◆ Aim
Please state how many lines in the records contain the string "avatar", with no words besides the number.

** Begin Supplied information **

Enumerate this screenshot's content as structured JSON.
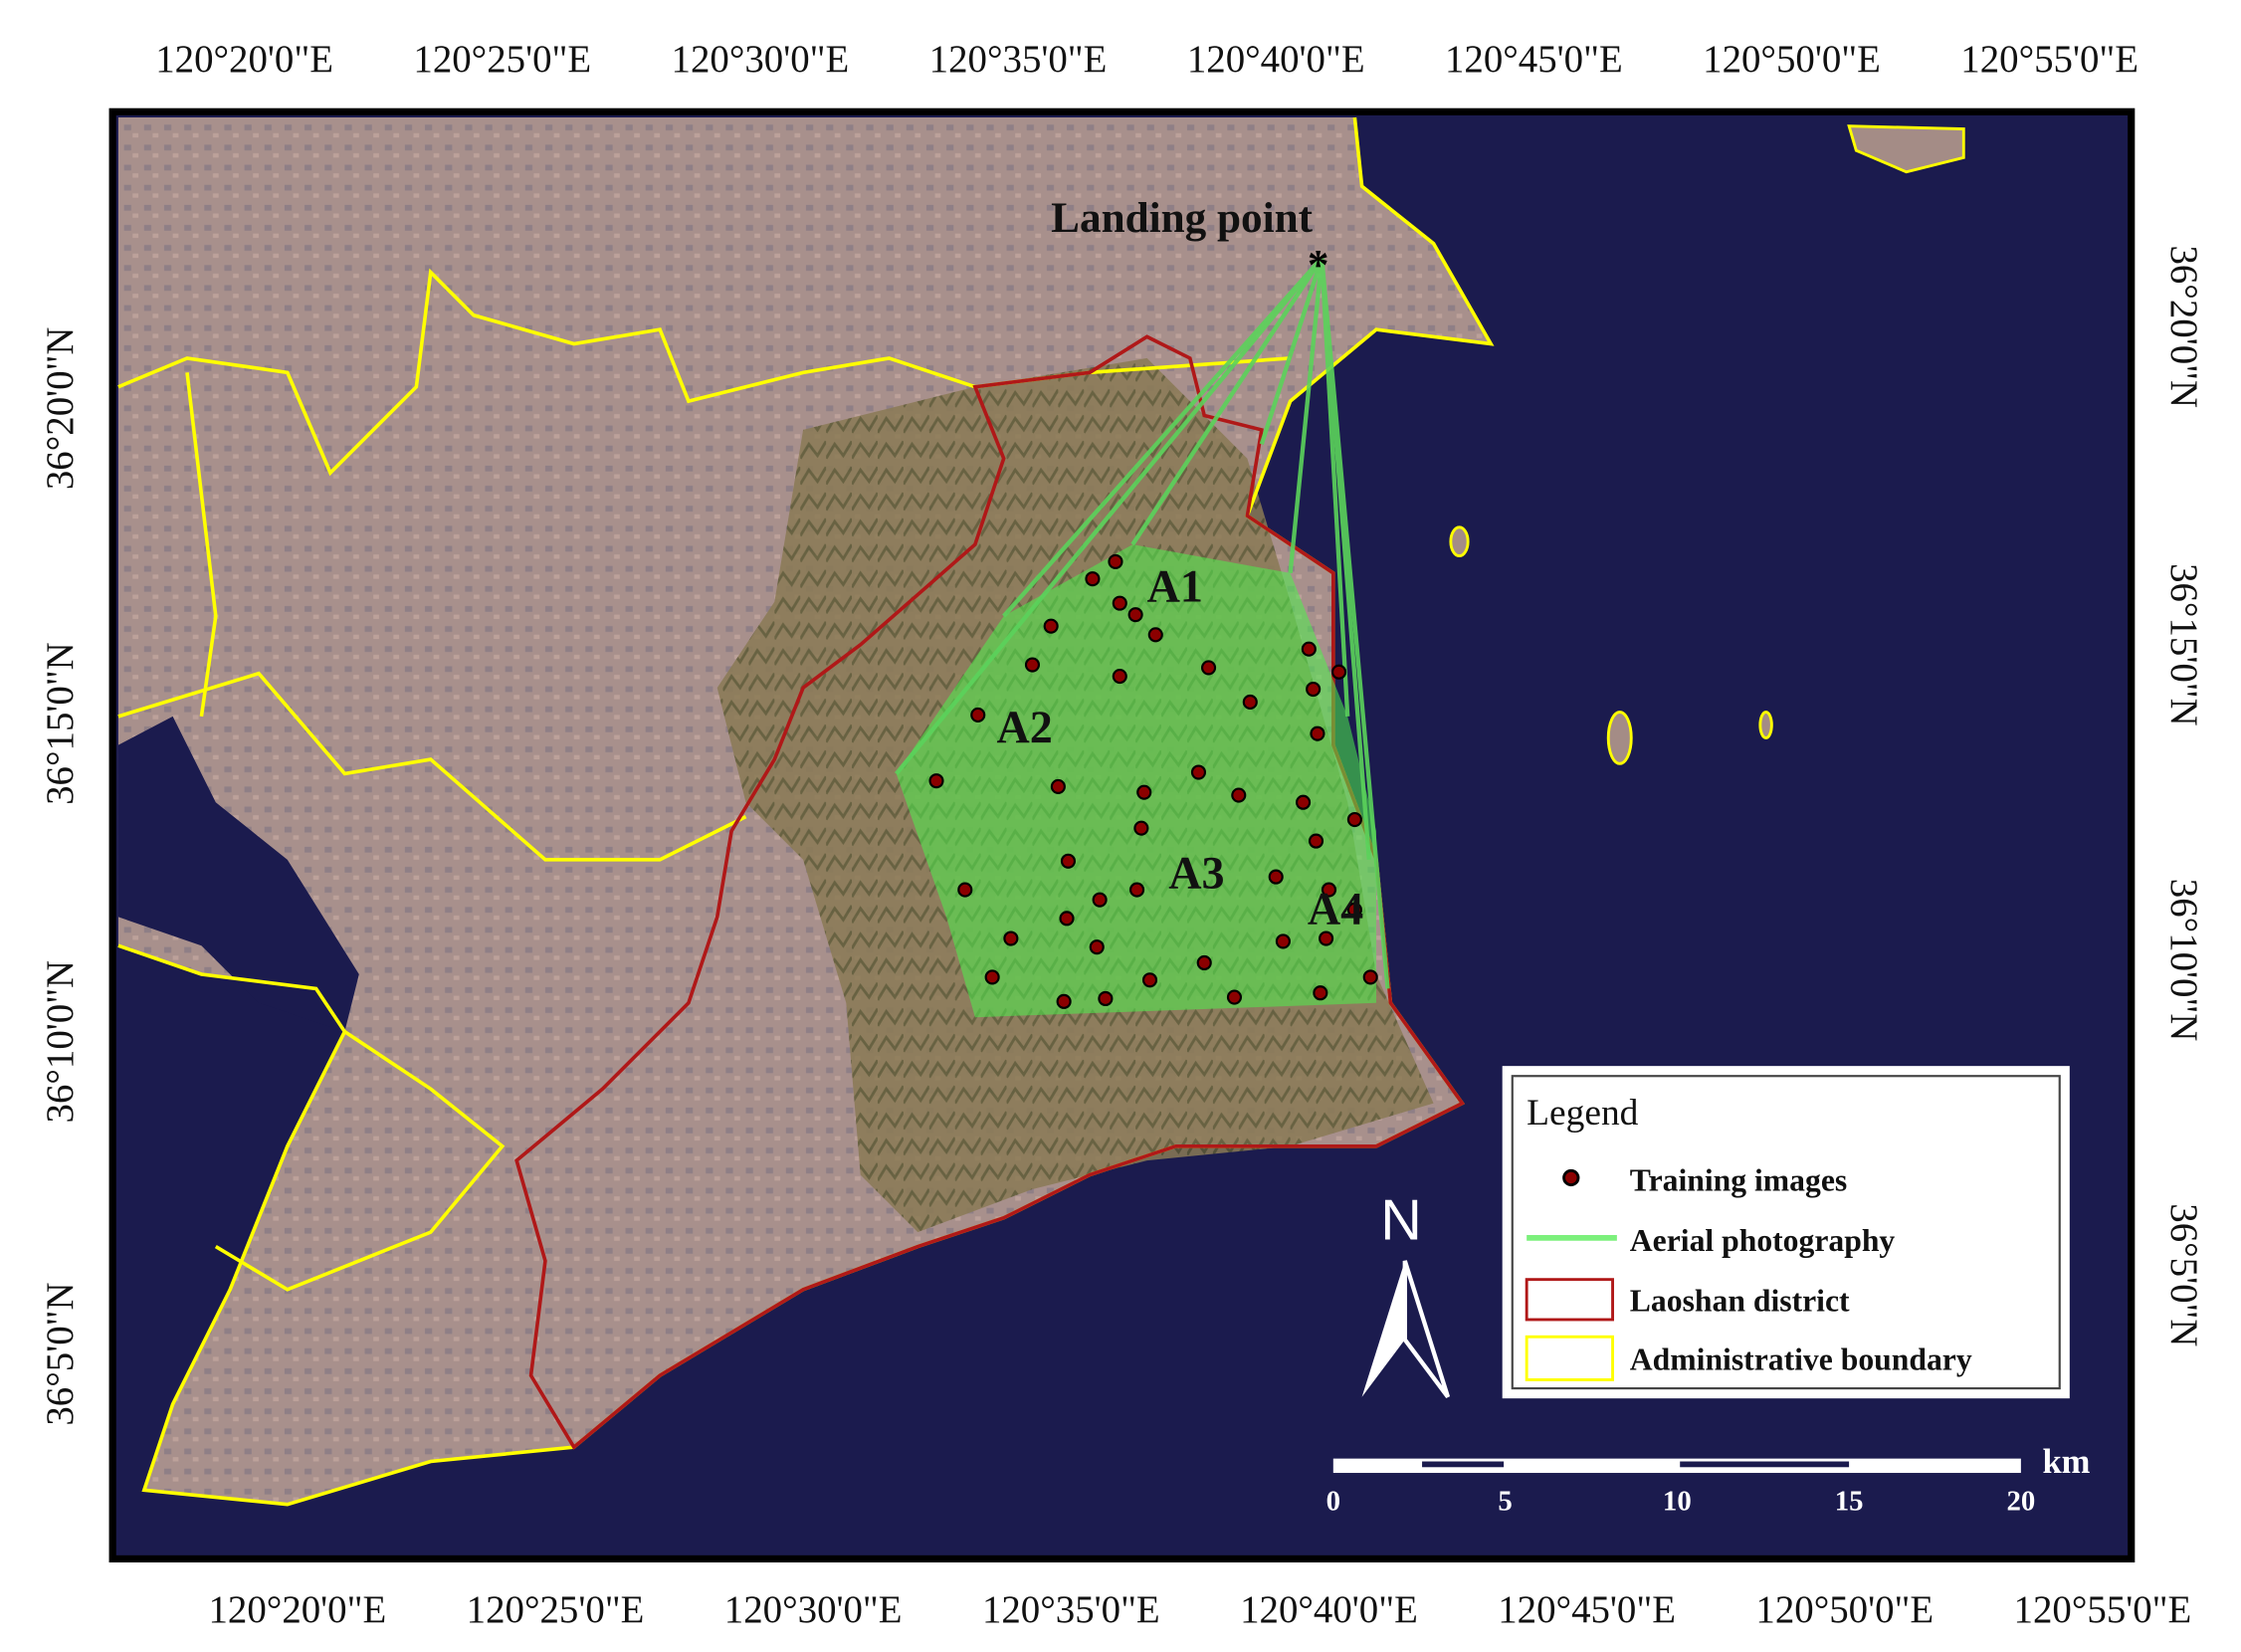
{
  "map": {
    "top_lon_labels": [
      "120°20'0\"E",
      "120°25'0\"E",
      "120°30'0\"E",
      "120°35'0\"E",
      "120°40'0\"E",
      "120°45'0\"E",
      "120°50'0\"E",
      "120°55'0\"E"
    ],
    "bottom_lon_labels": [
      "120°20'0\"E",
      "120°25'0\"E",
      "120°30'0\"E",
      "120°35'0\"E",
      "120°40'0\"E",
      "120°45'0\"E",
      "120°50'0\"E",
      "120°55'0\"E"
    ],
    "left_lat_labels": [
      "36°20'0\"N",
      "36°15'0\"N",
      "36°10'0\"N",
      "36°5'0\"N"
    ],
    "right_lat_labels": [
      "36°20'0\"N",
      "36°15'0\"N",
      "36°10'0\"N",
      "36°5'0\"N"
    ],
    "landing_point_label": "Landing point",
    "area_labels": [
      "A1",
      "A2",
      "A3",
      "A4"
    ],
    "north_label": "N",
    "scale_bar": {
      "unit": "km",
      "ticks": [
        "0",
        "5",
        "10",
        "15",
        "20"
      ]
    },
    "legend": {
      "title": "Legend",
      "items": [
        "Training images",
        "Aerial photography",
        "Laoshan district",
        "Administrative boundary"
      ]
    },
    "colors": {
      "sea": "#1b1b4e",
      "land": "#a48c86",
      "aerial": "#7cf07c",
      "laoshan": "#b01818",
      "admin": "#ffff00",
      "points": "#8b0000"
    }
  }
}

** End Supplied information **
** Begin Supplied information **

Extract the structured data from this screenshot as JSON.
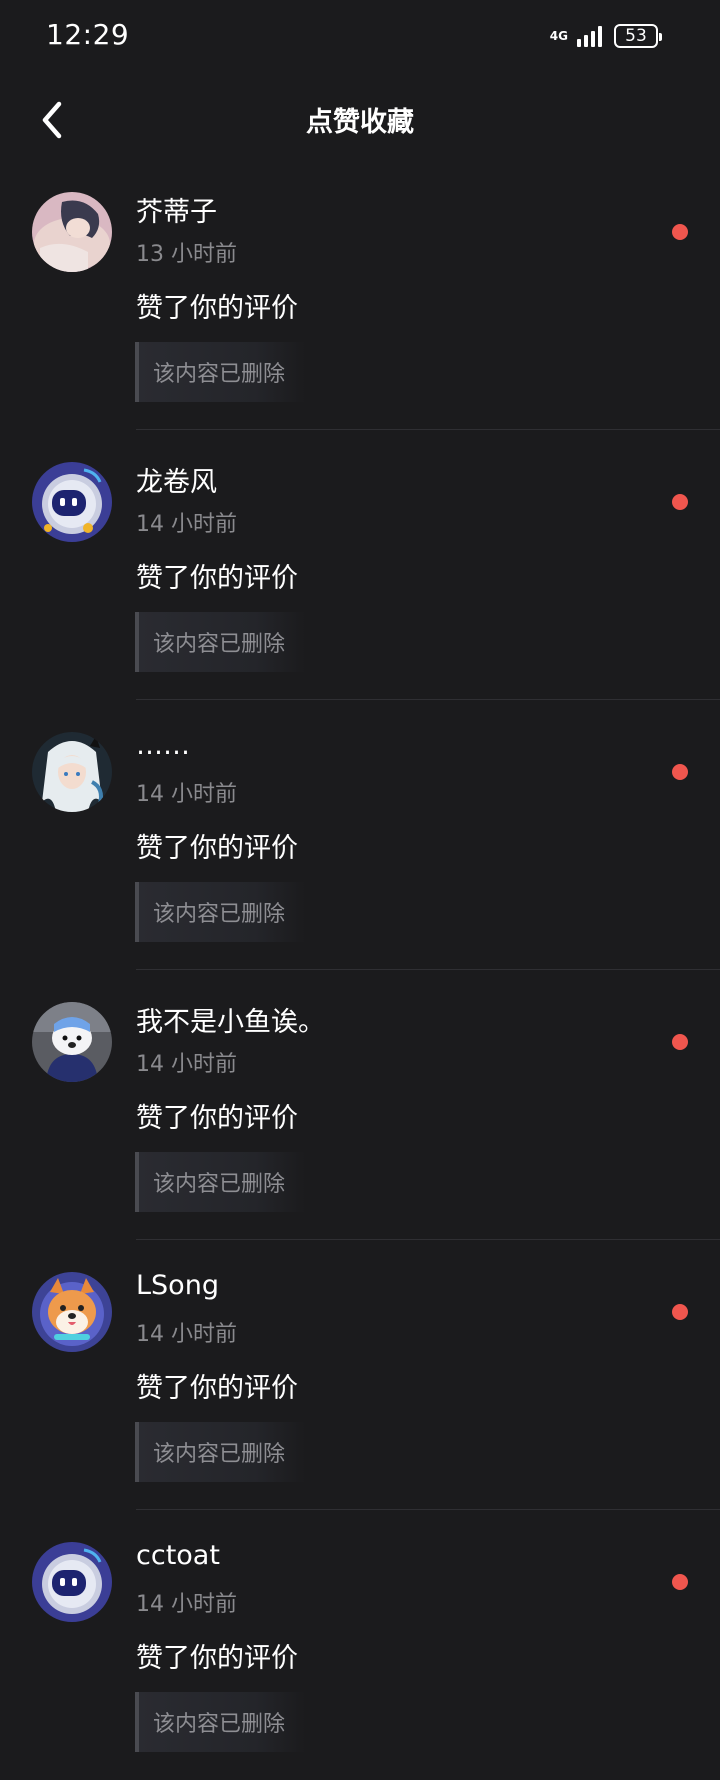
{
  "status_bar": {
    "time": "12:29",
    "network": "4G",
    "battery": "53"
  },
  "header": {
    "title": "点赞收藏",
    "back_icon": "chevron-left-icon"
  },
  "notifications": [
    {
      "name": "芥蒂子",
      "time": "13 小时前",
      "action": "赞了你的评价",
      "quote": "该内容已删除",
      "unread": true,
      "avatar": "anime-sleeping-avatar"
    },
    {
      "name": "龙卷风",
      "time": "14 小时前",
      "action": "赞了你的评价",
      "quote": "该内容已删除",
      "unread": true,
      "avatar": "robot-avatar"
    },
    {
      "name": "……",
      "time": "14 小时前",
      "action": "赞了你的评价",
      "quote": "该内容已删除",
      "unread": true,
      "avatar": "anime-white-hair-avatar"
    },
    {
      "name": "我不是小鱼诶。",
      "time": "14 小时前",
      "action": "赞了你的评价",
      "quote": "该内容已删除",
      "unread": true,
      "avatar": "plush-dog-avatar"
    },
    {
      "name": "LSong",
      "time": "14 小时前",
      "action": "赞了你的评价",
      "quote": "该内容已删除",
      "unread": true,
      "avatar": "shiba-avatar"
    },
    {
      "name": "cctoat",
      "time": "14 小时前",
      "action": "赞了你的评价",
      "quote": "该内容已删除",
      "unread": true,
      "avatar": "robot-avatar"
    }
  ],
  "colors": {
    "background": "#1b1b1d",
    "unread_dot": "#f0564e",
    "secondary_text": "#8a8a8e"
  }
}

** End Supplied information **

◆ Final result
6